> _THE PROBLEM_
Pick out all lines with the word "View" from the records that follow.

> _EXERCISE MATERIALS_
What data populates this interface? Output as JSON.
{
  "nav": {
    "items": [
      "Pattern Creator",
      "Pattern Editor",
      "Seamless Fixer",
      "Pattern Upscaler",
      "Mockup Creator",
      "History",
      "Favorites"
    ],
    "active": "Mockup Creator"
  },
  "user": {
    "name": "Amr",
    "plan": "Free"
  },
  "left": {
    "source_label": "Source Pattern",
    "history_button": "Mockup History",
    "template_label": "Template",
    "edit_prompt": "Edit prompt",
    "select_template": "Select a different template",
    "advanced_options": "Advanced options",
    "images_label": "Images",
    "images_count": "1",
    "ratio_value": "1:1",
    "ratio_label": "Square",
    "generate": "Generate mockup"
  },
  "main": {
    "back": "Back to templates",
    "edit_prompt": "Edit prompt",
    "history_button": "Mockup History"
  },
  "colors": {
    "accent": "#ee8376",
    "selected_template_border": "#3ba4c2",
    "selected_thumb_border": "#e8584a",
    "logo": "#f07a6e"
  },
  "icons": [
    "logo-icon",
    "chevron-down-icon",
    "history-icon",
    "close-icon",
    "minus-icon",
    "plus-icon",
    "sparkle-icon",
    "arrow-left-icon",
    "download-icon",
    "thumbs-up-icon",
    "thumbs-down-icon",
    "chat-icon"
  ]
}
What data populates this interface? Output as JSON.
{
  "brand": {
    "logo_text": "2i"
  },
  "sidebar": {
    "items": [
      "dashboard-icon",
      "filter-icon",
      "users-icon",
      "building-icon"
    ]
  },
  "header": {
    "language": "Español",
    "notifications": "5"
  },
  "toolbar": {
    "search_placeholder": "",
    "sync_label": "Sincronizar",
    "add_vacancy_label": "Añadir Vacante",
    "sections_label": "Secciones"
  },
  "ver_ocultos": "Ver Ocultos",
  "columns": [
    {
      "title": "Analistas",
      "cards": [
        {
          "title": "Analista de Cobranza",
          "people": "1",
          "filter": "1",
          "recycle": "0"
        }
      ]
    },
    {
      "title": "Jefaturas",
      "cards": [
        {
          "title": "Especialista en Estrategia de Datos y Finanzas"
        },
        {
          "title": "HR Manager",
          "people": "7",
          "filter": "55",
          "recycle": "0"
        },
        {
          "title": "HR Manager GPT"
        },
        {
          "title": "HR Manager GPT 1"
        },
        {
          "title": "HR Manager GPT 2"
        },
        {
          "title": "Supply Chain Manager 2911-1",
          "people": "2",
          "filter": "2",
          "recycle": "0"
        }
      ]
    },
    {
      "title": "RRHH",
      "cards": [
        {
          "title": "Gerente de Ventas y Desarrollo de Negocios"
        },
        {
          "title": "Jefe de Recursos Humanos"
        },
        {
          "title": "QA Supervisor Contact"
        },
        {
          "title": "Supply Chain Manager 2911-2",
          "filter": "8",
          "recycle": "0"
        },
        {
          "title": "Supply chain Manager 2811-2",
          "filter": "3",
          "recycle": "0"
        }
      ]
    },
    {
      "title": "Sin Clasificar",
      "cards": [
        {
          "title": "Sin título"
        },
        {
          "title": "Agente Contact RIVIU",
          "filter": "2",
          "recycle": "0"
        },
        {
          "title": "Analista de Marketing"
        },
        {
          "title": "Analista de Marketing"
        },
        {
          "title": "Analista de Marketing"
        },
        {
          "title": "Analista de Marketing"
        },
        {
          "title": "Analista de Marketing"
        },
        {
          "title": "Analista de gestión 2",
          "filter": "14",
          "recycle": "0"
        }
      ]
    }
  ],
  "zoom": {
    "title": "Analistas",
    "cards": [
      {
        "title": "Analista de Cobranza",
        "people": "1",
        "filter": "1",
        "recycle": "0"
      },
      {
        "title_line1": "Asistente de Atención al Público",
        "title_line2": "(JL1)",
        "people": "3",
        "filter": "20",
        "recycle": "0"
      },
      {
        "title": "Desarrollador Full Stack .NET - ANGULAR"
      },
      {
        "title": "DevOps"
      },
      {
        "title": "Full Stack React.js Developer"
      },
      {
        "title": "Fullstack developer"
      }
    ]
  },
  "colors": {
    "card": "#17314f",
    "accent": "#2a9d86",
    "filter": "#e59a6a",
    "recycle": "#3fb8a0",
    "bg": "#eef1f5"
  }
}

==

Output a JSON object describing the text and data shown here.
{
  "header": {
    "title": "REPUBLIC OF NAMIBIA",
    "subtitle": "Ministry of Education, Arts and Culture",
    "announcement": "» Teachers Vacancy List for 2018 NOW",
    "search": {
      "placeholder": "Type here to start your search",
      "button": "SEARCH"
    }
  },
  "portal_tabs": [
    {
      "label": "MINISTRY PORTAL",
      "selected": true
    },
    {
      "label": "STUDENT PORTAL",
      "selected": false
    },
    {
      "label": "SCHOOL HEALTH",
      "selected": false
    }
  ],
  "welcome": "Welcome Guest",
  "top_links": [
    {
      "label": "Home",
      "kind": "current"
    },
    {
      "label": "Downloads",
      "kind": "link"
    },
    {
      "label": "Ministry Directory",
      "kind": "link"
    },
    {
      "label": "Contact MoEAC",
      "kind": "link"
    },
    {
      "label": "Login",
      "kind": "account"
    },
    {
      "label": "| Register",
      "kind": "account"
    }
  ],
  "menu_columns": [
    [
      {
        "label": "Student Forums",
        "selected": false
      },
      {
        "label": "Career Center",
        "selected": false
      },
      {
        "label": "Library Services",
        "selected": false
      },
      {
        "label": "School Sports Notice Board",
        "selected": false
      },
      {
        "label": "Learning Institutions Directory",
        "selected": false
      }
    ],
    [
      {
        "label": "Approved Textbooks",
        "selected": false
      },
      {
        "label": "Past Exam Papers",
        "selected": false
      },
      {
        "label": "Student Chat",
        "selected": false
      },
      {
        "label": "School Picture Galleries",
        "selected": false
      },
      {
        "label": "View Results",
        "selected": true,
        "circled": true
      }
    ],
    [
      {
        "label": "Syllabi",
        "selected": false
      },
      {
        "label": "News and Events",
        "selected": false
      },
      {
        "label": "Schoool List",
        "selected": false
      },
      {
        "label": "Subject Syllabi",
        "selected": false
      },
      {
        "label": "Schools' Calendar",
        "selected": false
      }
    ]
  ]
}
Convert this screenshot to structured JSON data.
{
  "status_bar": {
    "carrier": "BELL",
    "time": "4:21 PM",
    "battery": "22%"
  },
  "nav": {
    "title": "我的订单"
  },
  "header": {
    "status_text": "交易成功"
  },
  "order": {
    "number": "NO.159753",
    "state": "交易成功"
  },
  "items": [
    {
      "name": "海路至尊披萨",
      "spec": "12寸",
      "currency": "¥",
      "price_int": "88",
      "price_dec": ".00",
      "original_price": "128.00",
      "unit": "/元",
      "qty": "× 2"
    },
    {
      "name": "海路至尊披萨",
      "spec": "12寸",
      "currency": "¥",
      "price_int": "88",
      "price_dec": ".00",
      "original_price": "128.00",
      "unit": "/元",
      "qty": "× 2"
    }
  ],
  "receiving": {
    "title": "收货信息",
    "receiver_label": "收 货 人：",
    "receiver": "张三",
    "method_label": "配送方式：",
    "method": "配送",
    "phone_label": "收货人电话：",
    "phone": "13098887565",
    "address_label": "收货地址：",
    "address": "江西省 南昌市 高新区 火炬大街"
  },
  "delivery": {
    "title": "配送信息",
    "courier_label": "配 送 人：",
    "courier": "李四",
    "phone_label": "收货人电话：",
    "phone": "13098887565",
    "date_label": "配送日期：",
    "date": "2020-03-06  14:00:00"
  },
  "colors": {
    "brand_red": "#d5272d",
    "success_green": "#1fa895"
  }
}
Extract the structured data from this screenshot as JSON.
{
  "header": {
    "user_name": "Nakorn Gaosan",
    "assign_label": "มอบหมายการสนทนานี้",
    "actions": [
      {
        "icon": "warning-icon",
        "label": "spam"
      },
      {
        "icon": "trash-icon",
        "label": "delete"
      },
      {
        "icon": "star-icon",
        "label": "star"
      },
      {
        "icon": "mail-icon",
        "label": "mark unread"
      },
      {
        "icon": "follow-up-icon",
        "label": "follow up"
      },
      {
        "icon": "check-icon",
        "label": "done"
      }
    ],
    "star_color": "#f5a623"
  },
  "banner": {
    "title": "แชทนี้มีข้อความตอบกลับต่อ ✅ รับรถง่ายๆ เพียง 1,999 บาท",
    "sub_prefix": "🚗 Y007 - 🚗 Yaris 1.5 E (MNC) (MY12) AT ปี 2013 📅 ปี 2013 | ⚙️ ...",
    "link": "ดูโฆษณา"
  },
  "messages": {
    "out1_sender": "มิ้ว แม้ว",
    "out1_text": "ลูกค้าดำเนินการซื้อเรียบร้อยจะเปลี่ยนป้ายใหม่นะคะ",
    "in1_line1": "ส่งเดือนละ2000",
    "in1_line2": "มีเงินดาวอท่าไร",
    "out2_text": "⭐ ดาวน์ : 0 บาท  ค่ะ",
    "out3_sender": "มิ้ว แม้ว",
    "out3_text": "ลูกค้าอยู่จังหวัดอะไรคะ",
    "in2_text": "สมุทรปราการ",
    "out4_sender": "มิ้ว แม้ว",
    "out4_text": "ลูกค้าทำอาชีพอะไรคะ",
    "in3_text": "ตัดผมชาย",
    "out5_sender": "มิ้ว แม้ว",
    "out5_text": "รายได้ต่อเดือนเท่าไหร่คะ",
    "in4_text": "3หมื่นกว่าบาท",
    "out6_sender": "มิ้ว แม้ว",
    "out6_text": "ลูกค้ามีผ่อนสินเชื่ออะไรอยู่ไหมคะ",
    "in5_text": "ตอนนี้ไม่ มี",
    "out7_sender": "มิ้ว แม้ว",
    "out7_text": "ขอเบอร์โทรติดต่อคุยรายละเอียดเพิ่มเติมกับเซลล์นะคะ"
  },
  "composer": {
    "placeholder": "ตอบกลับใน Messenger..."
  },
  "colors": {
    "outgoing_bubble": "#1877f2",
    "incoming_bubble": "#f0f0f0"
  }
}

---

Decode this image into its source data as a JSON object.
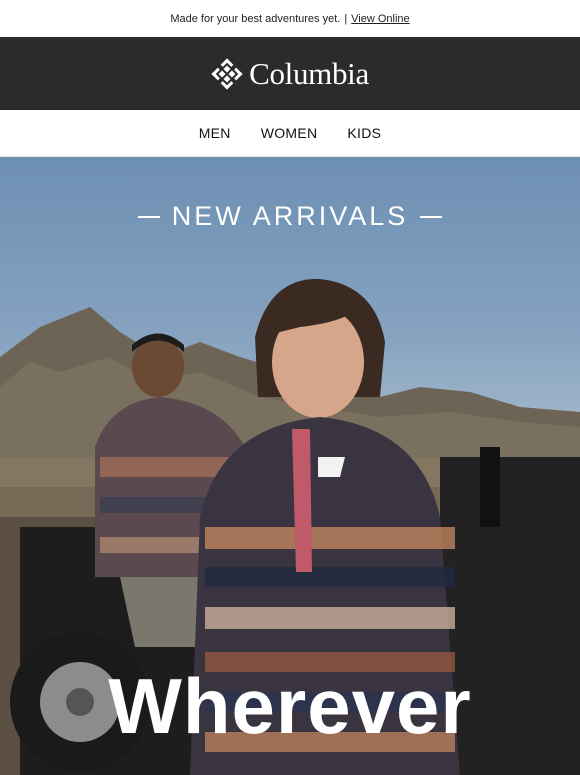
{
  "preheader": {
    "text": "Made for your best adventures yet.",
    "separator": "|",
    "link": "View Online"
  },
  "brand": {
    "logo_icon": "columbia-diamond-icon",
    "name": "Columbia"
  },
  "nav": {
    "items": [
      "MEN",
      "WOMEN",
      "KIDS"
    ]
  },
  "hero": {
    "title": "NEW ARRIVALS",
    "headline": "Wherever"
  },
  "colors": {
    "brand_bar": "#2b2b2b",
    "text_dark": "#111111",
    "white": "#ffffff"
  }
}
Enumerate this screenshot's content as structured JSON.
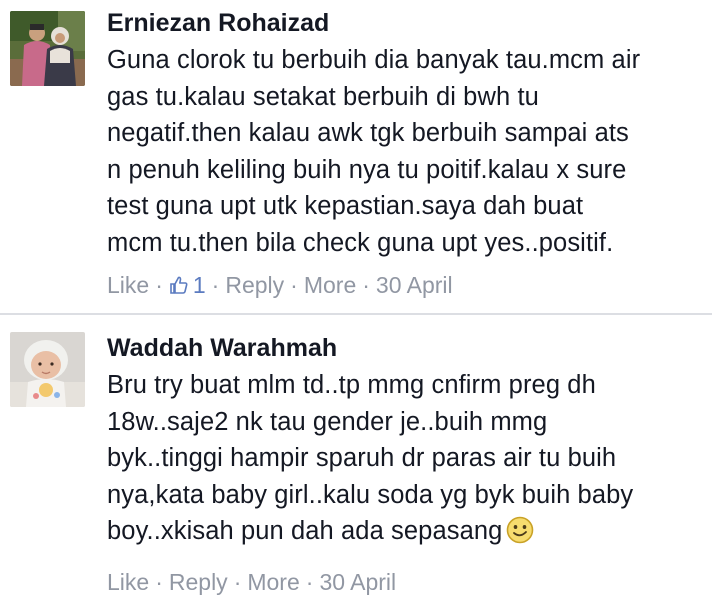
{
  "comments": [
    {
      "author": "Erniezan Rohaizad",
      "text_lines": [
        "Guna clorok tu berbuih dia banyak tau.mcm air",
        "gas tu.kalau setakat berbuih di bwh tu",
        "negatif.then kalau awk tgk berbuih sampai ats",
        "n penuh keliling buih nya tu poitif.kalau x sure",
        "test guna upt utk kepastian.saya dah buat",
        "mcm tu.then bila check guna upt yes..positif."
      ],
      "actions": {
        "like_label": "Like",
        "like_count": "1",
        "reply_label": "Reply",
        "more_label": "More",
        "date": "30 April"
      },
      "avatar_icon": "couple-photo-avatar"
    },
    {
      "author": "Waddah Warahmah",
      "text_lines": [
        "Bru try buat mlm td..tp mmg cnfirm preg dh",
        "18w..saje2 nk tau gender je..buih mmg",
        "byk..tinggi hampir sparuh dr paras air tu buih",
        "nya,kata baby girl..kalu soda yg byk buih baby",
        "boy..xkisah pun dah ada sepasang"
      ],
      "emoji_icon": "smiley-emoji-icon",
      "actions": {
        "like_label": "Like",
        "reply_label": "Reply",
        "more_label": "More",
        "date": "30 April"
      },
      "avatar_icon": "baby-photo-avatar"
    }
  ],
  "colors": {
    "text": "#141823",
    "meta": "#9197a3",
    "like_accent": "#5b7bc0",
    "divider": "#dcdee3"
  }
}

> _REPLY_
        "label": "View Results",
    "link": "View Online"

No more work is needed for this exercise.